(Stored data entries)
— start —

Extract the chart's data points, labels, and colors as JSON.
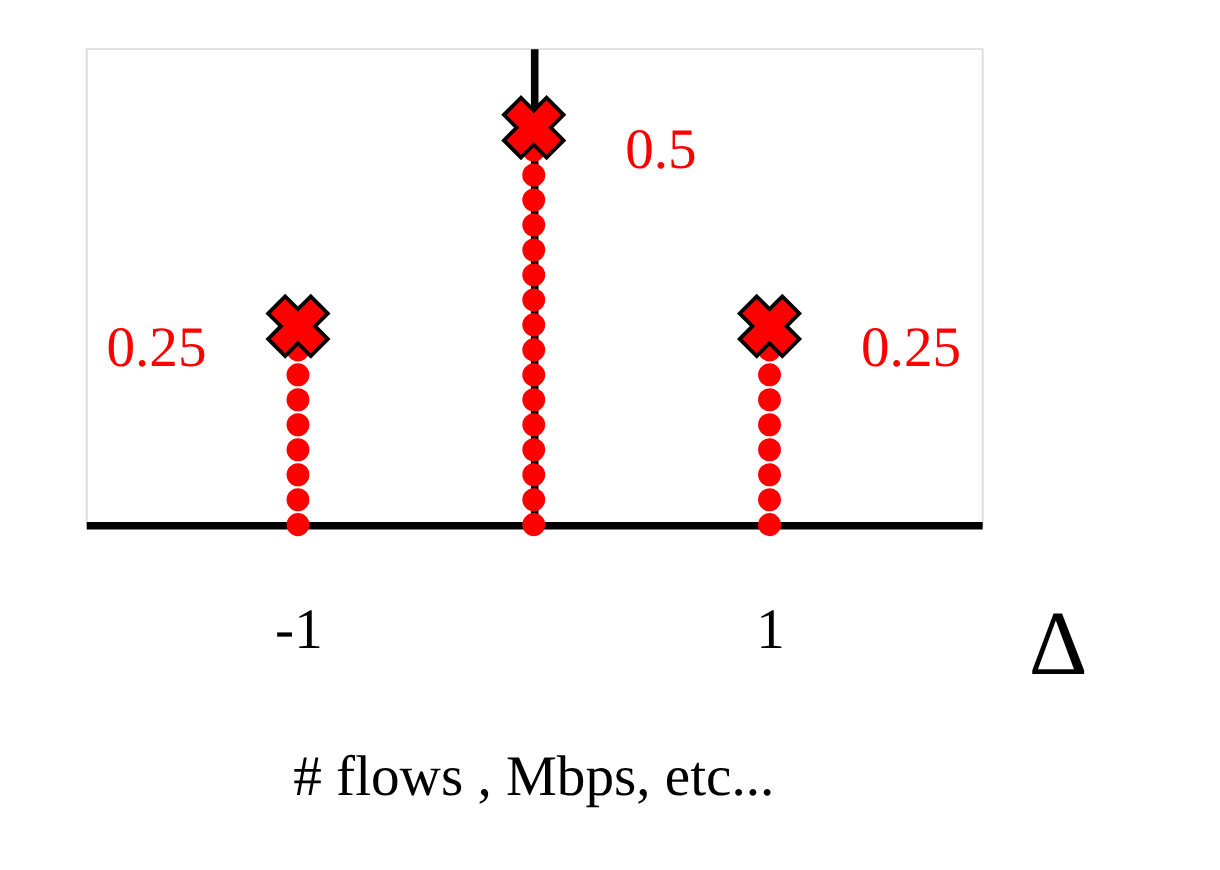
{
  "chart_data": {
    "type": "lollipop",
    "x": [
      -1,
      0,
      1
    ],
    "values": [
      0.25,
      0.5,
      0.25
    ],
    "color": "#ff0000",
    "data_labels": true,
    "xlabel": "Δ",
    "annotations": [
      "# flows , Mbps, etc..."
    ],
    "xlim": [
      -1.9,
      1.9
    ],
    "xticks": [
      -1,
      1
    ],
    "ylim": [
      0,
      0.6
    ],
    "tick_labels": "x",
    "marker": "cross",
    "line_style": "dotted",
    "grid": false
  }
}
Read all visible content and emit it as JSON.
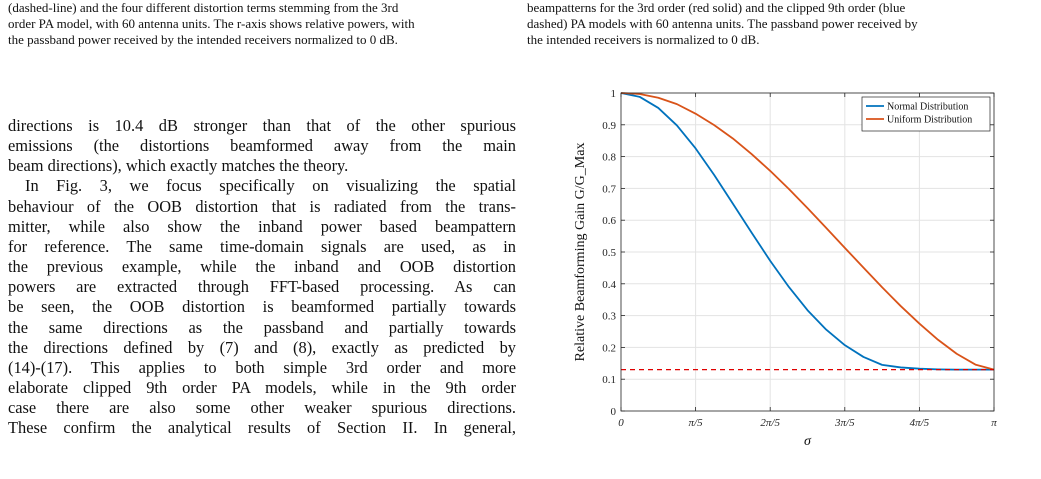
{
  "left_caption_lines": [
    "(dashed-line) and the four different distortion terms stemming from the 3rd",
    "order PA model, with 60 antenna units. The r-axis shows relative powers, with",
    "the passband power received by the intended receivers normalized to 0 dB."
  ],
  "right_caption_lines": [
    "beampatterns for the 3rd order (red solid) and the clipped 9th order (blue",
    "dashed) PA models with 60 antenna units. The passband power received by",
    "the intended receivers is normalized to 0 dB."
  ],
  "body_paragraph_1": [
    "directions is 10.4 dB stronger than that of the other spurious",
    "emissions (the distortions beamformed away from the main",
    "beam directions), which exactly matches the theory."
  ],
  "body_paragraph_2": [
    "In Fig. 3, we focus specifically on visualizing the spatial",
    "behaviour of the OOB distortion that is radiated from the trans-",
    "mitter, while also show the inband power based beampattern",
    "for reference. The same time-domain signals are used, as in",
    "the previous example, while the inband and OOB distortion",
    "powers are extracted through FFT-based processing. As can",
    "be seen, the OOB distortion is beamformed partially towards",
    "the same directions as the passband and partially towards",
    "the directions defined by (7) and (8), exactly as predicted by",
    "(14)-(17). This applies to both simple 3rd order and more",
    "elaborate clipped 9th order PA models, while in the 9th order",
    "case there are also some other weaker spurious directions.",
    "These confirm the analytical results of Section II. In general,"
  ],
  "chart_data": {
    "type": "line",
    "ylabel": "Relative Beamforming Gain G/G_Max",
    "xlabel": "σ",
    "xlim": [
      0,
      3.14159
    ],
    "ylim": [
      0,
      1
    ],
    "x_tick_labels": [
      "0",
      "π/5",
      "2π/5",
      "3π/5",
      "4π/5",
      "π"
    ],
    "y_tick_labels": [
      "0",
      "0.1",
      "0.2",
      "0.3",
      "0.4",
      "0.5",
      "0.6",
      "0.7",
      "0.8",
      "0.9",
      "1"
    ],
    "grid": true,
    "legend_position": "top-right",
    "x": [
      0,
      0.157,
      0.314,
      0.471,
      0.628,
      0.785,
      0.942,
      1.1,
      1.257,
      1.414,
      1.571,
      1.728,
      1.885,
      2.042,
      2.199,
      2.356,
      2.513,
      2.67,
      2.827,
      2.985,
      3.142
    ],
    "series": [
      {
        "name": "Normal Distribution",
        "color": "#0072BD",
        "values": [
          1.0,
          0.988,
          0.953,
          0.898,
          0.826,
          0.742,
          0.652,
          0.561,
          0.472,
          0.39,
          0.317,
          0.256,
          0.207,
          0.17,
          0.145,
          0.137,
          0.133,
          0.131,
          0.13,
          0.13,
          0.13
        ]
      },
      {
        "name": "Uniform Distribution",
        "color": "#D95319",
        "values": [
          1.0,
          0.997,
          0.985,
          0.965,
          0.935,
          0.899,
          0.857,
          0.808,
          0.755,
          0.698,
          0.638,
          0.576,
          0.513,
          0.451,
          0.389,
          0.33,
          0.275,
          0.224,
          0.18,
          0.146,
          0.13
        ]
      },
      {
        "name": "",
        "color": "#E00000",
        "style": "dashed",
        "constant": 0.13
      }
    ]
  }
}
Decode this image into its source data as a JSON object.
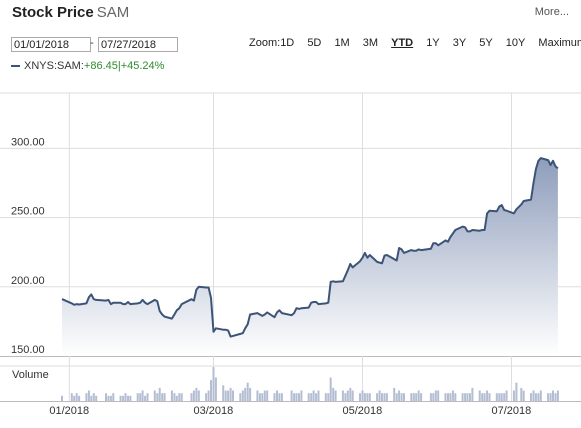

— end —

* [SET TASK]:
Skip the images and write out the rest of the listing exactly.

* [TASK RESULT]:
Extract the chart's data points, labels, and colors as JSON.
{
  "chart_data": {
    "type": "lollipop",
    "x": [
      -1,
      0,
      1
    ],
    "values": [
      0.25,
      0.5,
      0.25
    ],
    "color": "#ff0000",
    "data_labels": true,
    "xlabel": "Δ",
    "annotations": [
      "# flows , Mbps, etc..."
    ],
    "xlim": [
      -1.9,
      1.9
    ],
    "xticks": [
      -1,
      1
    ],
    "ylim": [
      0,
      0.6
    ],
    "tick_labels": "x",
    "marker": "cross",
    "line_style": "dotted",
    "grid": false
  }
}
Read all visible content and emit it as JSON.
{
  "left_caption_lines": [
    "(dashed-line) and the four different distortion terms stemming from the 3rd",
    "order PA model, with 60 antenna units. The r-axis shows relative powers, with",
    "the passband power received by the intended receivers normalized to 0 dB."
  ],
  "right_caption_lines": [
    "beampatterns for the 3rd order (red solid) and the clipped 9th order (blue",
    "dashed) PA models with 60 antenna units. The passband power received by",
    "the intended receivers is normalized to 0 dB."
  ],
  "body_paragraph_1": [
    "directions is 10.4 dB stronger than that of the other spurious",
    "emissions (the distortions beamformed away from the main",
    "beam directions), which exactly matches the theory."
  ],
  "body_paragraph_2": [
    "In Fig. 3, we focus specifically on visualizing the spatial",
    "behaviour of the OOB distortion that is radiated from the trans-",
    "mitter, while also show the inband power based beampattern",
    "for reference. The same time-domain signals are used, as in",
    "the previous example, while the inband and OOB distortion",
    "powers are extracted through FFT-based processing. As can",
    "be seen, the OOB distortion is beamformed partially towards",
    "the same directions as the passband and partially towards",
    "the directions defined by (7) and (8), exactly as predicted by",
    "(14)-(17). This applies to both simple 3rd order and more",
    "elaborate clipped 9th order PA models, while in the 9th order",
    "case there are also some other weaker spurious directions.",
    "These confirm the analytical results of Section II. In general,"
  ],
  "chart_data": {
    "type": "line",
    "ylabel": "Relative Beamforming Gain G/G_Max",
    "xlabel": "σ",
    "xlim": [
      0,
      3.14159
    ],
    "ylim": [
      0,
      1
    ],
    "x_tick_labels": [
      "0",
      "π/5",
      "2π/5",
      "3π/5",
      "4π/5",
      "π"
    ],
    "y_tick_labels": [
      "0",
      "0.1",
      "0.2",
      "0.3",
      "0.4",
      "0.5",
      "0.6",
      "0.7",
      "0.8",
      "0.9",
      "1"
    ],
    "grid": true,
    "legend_position": "top-right",
    "x": [
      0,
      0.157,
      0.314,
      0.471,
      0.628,
      0.785,
      0.942,
      1.1,
      1.257,
      1.414,
      1.571,
      1.728,
      1.885,
      2.042,
      2.199,
      2.356,
      2.513,
      2.67,
      2.827,
      2.985,
      3.142
    ],
    "series": [
      {
        "name": "Normal Distribution",
        "color": "#0072BD",
        "values": [
          1.0,
          0.988,
          0.953,
          0.898,
          0.826,
          0.742,
          0.652,
          0.561,
          0.472,
          0.39,
          0.317,
          0.256,
          0.207,
          0.17,
          0.145,
          0.137,
          0.133,
          0.131,
          0.13,
          0.13,
          0.13
        ]
      },
      {
        "name": "Uniform Distribution",
        "color": "#D95319",
        "values": [
          1.0,
          0.997,
          0.985,
          0.965,
          0.935,
          0.899,
          0.857,
          0.808,
          0.755,
          0.698,
          0.638,
          0.576,
          0.513,
          0.451,
          0.389,
          0.33,
          0.275,
          0.224,
          0.18,
          0.146,
          0.13
        ]
      },
      {
        "name": "",
        "color": "#E00000",
        "style": "dashed",
        "constant": 0.13
      }
    ]
  }
}
Decode this image into its source data as a JSON object.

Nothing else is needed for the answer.